**TASK INSTRUCTIONS**. Search the listing for the string "进一步培养学生的观察力" and copy every line that contains it.

**PROVIDED ENTRIES**.
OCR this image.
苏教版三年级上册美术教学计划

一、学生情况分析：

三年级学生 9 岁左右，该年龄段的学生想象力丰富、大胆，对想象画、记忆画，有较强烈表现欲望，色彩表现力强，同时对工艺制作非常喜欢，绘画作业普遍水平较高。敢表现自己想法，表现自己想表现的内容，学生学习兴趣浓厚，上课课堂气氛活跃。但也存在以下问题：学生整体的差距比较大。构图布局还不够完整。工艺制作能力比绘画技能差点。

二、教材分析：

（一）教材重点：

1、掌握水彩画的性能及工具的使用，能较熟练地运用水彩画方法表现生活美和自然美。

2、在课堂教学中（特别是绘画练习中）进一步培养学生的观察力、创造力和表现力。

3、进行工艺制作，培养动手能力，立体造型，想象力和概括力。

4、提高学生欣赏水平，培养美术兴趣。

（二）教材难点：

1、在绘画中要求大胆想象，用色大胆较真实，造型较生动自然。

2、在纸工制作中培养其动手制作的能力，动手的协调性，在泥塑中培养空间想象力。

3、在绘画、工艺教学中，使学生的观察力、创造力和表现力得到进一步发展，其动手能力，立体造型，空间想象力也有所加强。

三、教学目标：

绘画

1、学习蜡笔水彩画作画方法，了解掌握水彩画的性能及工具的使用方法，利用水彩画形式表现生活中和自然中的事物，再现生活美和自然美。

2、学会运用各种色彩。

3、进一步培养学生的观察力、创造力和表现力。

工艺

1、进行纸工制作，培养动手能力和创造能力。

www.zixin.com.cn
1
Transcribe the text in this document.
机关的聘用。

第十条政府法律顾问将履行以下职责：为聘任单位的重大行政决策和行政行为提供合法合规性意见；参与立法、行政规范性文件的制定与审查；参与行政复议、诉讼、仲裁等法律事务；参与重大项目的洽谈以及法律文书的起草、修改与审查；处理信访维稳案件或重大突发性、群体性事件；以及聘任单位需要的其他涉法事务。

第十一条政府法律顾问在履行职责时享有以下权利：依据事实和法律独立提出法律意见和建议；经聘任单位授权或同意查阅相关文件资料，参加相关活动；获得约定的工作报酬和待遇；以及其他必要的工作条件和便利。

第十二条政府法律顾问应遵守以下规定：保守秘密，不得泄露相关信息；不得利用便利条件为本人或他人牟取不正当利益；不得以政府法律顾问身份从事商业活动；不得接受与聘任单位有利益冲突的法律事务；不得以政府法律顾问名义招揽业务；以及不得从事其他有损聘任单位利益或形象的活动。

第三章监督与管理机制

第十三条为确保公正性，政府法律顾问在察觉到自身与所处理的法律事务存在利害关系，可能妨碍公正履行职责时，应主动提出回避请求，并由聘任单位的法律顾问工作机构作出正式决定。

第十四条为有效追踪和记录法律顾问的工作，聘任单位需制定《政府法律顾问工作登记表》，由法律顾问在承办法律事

**CORRECT OUTPUT**.
2、在课堂教学中（特别是绘画练习中）进一步培养学生的观察力、创造力和表现力。
3、进一步培养学生的观察力、创造力和表现力。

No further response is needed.